EXERCISE BRIEF:
Extract and list every line that contains the word "date".

------

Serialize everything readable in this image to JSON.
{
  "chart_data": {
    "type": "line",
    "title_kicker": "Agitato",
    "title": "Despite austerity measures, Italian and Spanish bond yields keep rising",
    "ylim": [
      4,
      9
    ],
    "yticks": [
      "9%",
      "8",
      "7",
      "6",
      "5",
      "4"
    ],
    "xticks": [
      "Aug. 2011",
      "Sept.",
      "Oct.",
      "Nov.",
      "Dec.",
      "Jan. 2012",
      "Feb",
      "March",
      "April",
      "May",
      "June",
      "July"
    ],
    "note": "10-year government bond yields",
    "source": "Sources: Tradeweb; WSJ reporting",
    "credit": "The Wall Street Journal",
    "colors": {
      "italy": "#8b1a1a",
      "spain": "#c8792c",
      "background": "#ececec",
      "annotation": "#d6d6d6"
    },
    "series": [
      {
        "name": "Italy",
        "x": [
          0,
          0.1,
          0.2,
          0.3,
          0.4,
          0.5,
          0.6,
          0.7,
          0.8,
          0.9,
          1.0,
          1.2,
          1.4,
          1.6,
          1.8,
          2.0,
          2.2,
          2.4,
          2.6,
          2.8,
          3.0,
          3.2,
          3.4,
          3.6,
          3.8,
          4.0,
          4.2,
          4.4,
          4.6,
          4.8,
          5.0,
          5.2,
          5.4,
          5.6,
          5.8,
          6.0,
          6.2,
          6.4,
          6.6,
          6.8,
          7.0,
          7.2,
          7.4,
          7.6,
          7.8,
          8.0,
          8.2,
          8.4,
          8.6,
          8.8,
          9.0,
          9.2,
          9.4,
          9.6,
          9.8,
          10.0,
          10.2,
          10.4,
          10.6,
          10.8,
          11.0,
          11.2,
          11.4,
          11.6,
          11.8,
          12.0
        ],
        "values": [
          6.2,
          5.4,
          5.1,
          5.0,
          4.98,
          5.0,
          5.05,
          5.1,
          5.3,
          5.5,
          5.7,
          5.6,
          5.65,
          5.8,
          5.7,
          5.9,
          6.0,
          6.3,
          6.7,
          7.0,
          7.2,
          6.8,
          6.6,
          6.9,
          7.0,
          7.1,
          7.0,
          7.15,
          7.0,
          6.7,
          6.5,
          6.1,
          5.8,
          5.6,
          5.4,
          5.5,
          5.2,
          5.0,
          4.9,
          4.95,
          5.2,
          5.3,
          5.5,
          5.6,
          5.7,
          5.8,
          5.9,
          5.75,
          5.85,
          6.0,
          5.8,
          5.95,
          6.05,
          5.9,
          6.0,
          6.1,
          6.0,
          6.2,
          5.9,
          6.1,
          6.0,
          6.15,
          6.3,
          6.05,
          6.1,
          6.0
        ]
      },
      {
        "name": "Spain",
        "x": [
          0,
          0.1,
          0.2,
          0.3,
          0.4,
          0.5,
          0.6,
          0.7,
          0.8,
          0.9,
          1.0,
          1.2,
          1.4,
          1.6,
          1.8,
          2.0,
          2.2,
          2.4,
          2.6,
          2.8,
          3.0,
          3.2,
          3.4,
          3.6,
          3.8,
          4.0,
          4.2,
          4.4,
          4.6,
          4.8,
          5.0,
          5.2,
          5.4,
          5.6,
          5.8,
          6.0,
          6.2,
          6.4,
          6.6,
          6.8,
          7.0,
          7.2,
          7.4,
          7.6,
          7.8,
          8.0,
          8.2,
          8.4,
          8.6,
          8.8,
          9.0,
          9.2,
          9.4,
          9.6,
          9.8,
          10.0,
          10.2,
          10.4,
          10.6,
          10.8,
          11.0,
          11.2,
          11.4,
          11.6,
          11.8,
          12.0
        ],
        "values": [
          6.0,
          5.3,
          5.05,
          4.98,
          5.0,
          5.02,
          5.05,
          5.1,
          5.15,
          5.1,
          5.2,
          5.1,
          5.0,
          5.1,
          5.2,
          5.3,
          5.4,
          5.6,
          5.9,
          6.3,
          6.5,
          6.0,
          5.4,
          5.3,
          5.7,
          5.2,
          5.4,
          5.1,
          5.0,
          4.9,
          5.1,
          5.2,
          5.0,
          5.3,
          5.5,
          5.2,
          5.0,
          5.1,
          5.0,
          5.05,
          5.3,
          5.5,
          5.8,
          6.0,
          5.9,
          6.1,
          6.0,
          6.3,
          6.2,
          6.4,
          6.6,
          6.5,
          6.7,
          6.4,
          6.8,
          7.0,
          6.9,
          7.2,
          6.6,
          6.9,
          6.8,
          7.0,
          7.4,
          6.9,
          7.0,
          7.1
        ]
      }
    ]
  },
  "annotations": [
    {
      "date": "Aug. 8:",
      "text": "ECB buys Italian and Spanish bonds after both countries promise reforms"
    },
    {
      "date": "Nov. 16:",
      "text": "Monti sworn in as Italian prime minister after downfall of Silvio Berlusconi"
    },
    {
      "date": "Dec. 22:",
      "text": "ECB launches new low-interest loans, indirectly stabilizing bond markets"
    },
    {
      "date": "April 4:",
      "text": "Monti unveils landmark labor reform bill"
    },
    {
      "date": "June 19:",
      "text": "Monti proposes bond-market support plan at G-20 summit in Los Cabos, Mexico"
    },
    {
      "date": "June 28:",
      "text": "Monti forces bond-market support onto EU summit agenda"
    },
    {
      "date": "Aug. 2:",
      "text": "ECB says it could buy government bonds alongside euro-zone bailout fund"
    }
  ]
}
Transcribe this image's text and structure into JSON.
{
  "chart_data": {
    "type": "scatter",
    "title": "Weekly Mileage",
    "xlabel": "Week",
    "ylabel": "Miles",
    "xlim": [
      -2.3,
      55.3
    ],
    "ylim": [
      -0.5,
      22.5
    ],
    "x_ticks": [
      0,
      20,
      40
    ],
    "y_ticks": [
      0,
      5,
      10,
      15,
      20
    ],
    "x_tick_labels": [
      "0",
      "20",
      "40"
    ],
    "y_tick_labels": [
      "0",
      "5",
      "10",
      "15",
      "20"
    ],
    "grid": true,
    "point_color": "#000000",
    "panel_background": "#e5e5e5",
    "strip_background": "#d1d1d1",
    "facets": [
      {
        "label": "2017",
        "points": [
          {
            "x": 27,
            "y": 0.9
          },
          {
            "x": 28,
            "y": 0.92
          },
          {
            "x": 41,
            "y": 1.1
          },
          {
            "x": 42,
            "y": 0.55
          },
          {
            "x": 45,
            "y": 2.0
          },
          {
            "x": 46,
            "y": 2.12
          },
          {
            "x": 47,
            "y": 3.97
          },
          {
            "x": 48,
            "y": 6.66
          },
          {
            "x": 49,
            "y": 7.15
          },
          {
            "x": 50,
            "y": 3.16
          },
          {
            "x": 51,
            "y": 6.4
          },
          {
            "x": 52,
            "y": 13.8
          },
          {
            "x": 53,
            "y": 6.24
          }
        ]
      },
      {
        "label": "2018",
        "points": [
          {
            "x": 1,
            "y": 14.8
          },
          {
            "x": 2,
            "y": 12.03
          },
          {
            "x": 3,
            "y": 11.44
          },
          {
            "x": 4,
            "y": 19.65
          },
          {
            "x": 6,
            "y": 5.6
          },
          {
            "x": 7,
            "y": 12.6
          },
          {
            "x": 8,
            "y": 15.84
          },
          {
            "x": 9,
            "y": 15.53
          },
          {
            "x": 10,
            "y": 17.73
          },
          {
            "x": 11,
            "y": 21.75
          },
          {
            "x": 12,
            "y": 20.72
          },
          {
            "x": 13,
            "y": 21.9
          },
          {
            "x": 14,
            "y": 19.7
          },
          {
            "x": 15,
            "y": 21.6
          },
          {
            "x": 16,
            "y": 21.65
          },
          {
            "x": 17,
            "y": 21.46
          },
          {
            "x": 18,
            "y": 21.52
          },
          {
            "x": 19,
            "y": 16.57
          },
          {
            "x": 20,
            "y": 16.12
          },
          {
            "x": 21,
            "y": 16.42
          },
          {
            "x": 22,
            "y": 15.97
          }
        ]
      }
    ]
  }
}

------

EXERCISE SOLUTION:
      "date": "Aug. 8:",
      "date": "Nov. 16:",
      "date": "Dec. 22:",
      "date": "April 4:",
      "date": "June 19:",
      "date": "June 28:",
      "date": "Aug. 2:",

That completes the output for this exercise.